═════ DATA FOR PROCESSING ═════

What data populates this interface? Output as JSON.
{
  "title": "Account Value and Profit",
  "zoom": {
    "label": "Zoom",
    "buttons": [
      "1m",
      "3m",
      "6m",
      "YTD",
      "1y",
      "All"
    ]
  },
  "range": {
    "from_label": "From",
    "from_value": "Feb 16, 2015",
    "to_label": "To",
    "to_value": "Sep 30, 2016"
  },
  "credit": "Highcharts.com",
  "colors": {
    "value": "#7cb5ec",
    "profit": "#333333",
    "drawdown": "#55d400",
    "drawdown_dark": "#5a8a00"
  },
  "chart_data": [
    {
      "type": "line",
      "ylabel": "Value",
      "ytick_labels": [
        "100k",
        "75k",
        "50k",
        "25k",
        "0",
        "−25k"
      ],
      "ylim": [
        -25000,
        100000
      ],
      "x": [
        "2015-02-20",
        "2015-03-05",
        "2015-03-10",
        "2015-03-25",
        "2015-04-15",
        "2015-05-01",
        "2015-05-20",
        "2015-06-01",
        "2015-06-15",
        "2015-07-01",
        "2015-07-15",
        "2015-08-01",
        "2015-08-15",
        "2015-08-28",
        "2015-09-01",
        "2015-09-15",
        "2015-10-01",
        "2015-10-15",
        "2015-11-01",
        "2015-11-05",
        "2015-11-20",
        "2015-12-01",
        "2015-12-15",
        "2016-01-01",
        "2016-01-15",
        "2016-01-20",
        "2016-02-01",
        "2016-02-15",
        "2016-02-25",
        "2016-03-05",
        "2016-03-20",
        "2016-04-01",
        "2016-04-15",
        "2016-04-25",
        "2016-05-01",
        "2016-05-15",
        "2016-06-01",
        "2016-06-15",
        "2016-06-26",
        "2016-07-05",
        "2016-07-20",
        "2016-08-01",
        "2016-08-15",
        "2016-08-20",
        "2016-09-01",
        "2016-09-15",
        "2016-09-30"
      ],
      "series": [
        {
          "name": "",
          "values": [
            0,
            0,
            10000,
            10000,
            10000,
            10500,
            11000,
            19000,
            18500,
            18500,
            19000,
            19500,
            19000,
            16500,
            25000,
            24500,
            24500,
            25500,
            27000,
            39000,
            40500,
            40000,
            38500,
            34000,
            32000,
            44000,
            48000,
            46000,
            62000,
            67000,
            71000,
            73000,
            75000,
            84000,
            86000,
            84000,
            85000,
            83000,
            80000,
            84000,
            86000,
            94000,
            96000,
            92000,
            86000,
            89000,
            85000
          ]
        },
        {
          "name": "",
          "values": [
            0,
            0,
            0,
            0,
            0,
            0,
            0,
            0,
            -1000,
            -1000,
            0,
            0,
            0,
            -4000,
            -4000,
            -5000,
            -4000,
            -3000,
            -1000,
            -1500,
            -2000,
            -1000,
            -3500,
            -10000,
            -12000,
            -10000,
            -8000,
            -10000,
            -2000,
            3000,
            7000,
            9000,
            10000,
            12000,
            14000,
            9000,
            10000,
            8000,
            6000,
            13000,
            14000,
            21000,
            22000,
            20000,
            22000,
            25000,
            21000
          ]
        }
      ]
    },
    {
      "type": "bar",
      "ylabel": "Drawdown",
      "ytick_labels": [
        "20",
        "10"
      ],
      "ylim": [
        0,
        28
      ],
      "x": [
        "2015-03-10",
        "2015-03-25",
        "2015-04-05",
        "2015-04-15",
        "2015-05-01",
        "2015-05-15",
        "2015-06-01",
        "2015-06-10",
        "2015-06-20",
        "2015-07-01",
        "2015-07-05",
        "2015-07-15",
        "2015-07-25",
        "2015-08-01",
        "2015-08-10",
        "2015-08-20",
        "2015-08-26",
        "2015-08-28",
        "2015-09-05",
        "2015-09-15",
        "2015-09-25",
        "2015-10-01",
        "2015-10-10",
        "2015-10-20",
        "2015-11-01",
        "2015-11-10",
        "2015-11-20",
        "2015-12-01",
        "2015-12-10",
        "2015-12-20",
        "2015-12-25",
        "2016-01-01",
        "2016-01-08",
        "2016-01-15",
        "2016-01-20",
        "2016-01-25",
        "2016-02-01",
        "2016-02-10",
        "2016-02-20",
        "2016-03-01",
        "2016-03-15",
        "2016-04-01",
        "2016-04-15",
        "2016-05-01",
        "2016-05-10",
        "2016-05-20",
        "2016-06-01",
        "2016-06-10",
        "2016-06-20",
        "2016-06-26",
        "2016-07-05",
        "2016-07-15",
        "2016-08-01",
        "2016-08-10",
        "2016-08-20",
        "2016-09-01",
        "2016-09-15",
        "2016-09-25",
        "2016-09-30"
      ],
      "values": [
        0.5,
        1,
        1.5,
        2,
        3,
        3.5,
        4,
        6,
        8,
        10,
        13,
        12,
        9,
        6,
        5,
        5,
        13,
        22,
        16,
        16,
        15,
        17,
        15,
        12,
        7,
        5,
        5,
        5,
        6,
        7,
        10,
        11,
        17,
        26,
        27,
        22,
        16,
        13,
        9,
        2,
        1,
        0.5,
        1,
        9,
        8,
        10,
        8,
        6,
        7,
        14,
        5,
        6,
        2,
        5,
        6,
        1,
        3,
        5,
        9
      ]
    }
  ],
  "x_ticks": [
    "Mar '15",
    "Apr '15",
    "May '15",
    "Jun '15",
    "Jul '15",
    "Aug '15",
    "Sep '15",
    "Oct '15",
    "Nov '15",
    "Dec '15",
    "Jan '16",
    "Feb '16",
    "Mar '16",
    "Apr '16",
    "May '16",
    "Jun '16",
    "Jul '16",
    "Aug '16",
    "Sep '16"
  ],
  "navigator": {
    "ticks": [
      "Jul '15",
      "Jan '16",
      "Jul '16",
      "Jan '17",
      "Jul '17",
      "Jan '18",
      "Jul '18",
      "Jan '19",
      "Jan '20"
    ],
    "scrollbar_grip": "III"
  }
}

═════

__EXERCISE GOAL__
Each record must be repeated exactly as it is.

__RESPONSE FOR THIS EXERCISE__
What data populates this interface? Output as JSON.
{
  "title": "Account Value and Profit",
  "zoom": {
    "label": "Zoom",
    "buttons": [
      "1m",
      "3m",
      "6m",
      "YTD",
      "1y",
      "All"
    ]
  },
  "range": {
    "from_label": "From",
    "from_value": "Feb 16, 2015",
    "to_label": "To",
    "to_value": "Sep 30, 2016"
  },
  "credit": "Highcharts.com",
  "colors": {
    "value": "#7cb5ec",
    "profit": "#333333",
    "drawdown": "#55d400",
    "drawdown_dark": "#5a8a00"
  },
  "chart_data": [
    {
      "type": "line",
      "ylabel": "Value",
      "ytick_labels": [
        "100k",
        "75k",
        "50k",
        "25k",
        "0",
        "−25k"
      ],
      "ylim": [
        -25000,
        100000
      ],
      "x": [
        "2015-02-20",
        "2015-03-05",
        "2015-03-10",
        "2015-03-25",
        "2015-04-15",
        "2015-05-01",
        "2015-05-20",
        "2015-06-01",
        "2015-06-15",
        "2015-07-01",
        "2015-07-15",
        "2015-08-01",
        "2015-08-15",
        "2015-08-28",
        "2015-09-01",
        "2015-09-15",
        "2015-10-01",
        "2015-10-15",
        "2015-11-01",
        "2015-11-05",
        "2015-11-20",
        "2015-12-01",
        "2015-12-15",
        "2016-01-01",
        "2016-01-15",
        "2016-01-20",
        "2016-02-01",
        "2016-02-15",
        "2016-02-25",
        "2016-03-05",
        "2016-03-20",
        "2016-04-01",
        "2016-04-15",
        "2016-04-25",
        "2016-05-01",
        "2016-05-15",
        "2016-06-01",
        "2016-06-15",
        "2016-06-26",
        "2016-07-05",
        "2016-07-20",
        "2016-08-01",
        "2016-08-15",
        "2016-08-20",
        "2016-09-01",
        "2016-09-15",
        "2016-09-30"
      ],
      "series": [
        {
          "name": "",
          "values": [
            0,
            0,
            10000,
            10000,
            10000,
            10500,
            11000,
            19000,
            18500,
            18500,
            19000,
            19500,
            19000,
            16500,
            25000,
            24500,
            24500,
            25500,
            27000,
            39000,
            40500,
            40000,
            38500,
            34000,
            32000,
            44000,
            48000,
            46000,
            62000,
            67000,
            71000,
            73000,
            75000,
            84000,
            86000,
            84000,
            85000,
            83000,
            80000,
            84000,
            86000,
            94000,
            96000,
            92000,
            86000,
            89000,
            85000
          ]
        },
        {
          "name": "",
          "values": [
            0,
            0,
            0,
            0,
            0,
            0,
            0,
            0,
            -1000,
            -1000,
            0,
            0,
            0,
            -4000,
            -4000,
            -5000,
            -4000,
            -3000,
            -1000,
            -1500,
            -2000,
            -1000,
            -3500,
            -10000,
            -12000,
            -10000,
            -8000,
            -10000,
            -2000,
            3000,
            7000,
            9000,
            10000,
            12000,
            14000,
            9000,
            10000,
            8000,
            6000,
            13000,
            14000,
            21000,
            22000,
            20000,
            22000,
            25000,
            21000
          ]
        }
      ]
    },
    {
      "type": "bar",
      "ylabel": "Drawdown",
      "ytick_labels": [
        "20",
        "10"
      ],
      "ylim": [
        0,
        28
      ],
      "x": [
        "2015-03-10",
        "2015-03-25",
        "2015-04-05",
        "2015-04-15",
        "2015-05-01",
        "2015-05-15",
        "2015-06-01",
        "2015-06-10",
        "2015-06-20",
        "2015-07-01",
        "2015-07-05",
        "2015-07-15",
        "2015-07-25",
        "2015-08-01",
        "2015-08-10",
        "2015-08-20",
        "2015-08-26",
        "2015-08-28",
        "2015-09-05",
        "2015-09-15",
        "2015-09-25",
        "2015-10-01",
        "2015-10-10",
        "2015-10-20",
        "2015-11-01",
        "2015-11-10",
        "2015-11-20",
        "2015-12-01",
        "2015-12-10",
        "2015-12-20",
        "2015-12-25",
        "2016-01-01",
        "2016-01-08",
        "2016-01-15",
        "2016-01-20",
        "2016-01-25",
        "2016-02-01",
        "2016-02-10",
        "2016-02-20",
        "2016-03-01",
        "2016-03-15",
        "2016-04-01",
        "2016-04-15",
        "2016-05-01",
        "2016-05-10",
        "2016-05-20",
        "2016-06-01",
        "2016-06-10",
        "2016-06-20",
        "2016-06-26",
        "2016-07-05",
        "2016-07-15",
        "2016-08-01",
        "2016-08-10",
        "2016-08-20",
        "2016-09-01",
        "2016-09-15",
        "2016-09-25",
        "2016-09-30"
      ],
      "values": [
        0.5,
        1,
        1.5,
        2,
        3,
        3.5,
        4,
        6,
        8,
        10,
        13,
        12,
        9,
        6,
        5,
        5,
        13,
        22,
        16,
        16,
        15,
        17,
        15,
        12,
        7,
        5,
        5,
        5,
        6,
        7,
        10,
        11,
        17,
        26,
        27,
        22,
        16,
        13,
        9,
        2,
        1,
        0.5,
        1,
        9,
        8,
        10,
        8,
        6,
        7,
        14,
        5,
        6,
        2,
        5,
        6,
        1,
        3,
        5,
        9
      ]
    }
  ],
  "x_ticks": [
    "Mar '15",
    "Apr '15",
    "May '15",
    "Jun '15",
    "Jul '15",
    "Aug '15",
    "Sep '15",
    "Oct '15",
    "Nov '15",
    "Dec '15",
    "Jan '16",
    "Feb '16",
    "Mar '16",
    "Apr '16",
    "May '16",
    "Jun '16",
    "Jul '16",
    "Aug '16",
    "Sep '16"
  ],
  "navigator": {
    "ticks": [
      "Jul '15",
      "Jan '16",
      "Jul '16",
      "Jan '17",
      "Jul '17",
      "Jan '18",
      "Jul '18",
      "Jan '19",
      "Jan '20"
    ],
    "scrollbar_grip": "III"
  }
}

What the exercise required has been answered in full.